**Records for the task**

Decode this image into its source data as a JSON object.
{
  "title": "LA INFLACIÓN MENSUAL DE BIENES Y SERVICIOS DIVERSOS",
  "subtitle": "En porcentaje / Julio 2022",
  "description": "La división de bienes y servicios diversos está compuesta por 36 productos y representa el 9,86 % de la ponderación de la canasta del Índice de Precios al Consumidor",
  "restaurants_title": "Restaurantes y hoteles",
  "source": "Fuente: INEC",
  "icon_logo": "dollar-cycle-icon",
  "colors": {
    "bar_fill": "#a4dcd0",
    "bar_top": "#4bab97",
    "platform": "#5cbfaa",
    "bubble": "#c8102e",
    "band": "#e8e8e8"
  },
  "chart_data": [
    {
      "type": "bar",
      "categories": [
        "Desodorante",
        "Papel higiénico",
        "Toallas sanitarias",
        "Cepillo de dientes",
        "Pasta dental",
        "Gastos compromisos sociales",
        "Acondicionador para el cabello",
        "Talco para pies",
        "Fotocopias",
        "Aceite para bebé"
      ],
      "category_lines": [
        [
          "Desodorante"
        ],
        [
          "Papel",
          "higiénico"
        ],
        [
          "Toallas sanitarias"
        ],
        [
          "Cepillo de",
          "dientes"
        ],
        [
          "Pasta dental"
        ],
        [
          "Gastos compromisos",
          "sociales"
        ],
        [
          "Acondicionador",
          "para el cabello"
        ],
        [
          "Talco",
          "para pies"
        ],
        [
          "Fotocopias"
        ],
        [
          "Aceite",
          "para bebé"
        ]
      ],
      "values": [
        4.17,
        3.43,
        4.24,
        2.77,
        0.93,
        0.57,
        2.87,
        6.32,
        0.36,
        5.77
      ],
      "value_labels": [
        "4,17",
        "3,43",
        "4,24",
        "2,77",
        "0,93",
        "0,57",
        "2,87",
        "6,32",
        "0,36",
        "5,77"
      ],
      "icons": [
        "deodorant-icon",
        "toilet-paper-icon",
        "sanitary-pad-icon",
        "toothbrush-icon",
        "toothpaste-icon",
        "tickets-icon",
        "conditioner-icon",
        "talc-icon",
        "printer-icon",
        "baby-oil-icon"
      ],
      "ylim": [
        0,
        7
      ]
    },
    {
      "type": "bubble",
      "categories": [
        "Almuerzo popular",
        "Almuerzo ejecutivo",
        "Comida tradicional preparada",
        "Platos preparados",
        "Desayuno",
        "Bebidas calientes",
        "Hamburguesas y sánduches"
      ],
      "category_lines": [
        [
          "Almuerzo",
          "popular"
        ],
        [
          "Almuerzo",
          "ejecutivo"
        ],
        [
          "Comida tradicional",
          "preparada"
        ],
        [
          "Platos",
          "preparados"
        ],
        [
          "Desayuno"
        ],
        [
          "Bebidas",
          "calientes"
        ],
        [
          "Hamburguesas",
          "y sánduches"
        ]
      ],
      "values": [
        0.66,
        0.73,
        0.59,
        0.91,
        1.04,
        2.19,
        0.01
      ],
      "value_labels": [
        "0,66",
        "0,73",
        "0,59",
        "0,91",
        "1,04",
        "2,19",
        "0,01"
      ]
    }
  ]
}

**What is needed**
Count every line in the listing above that holds "sociales", then report only the count.

**Exercise output**
2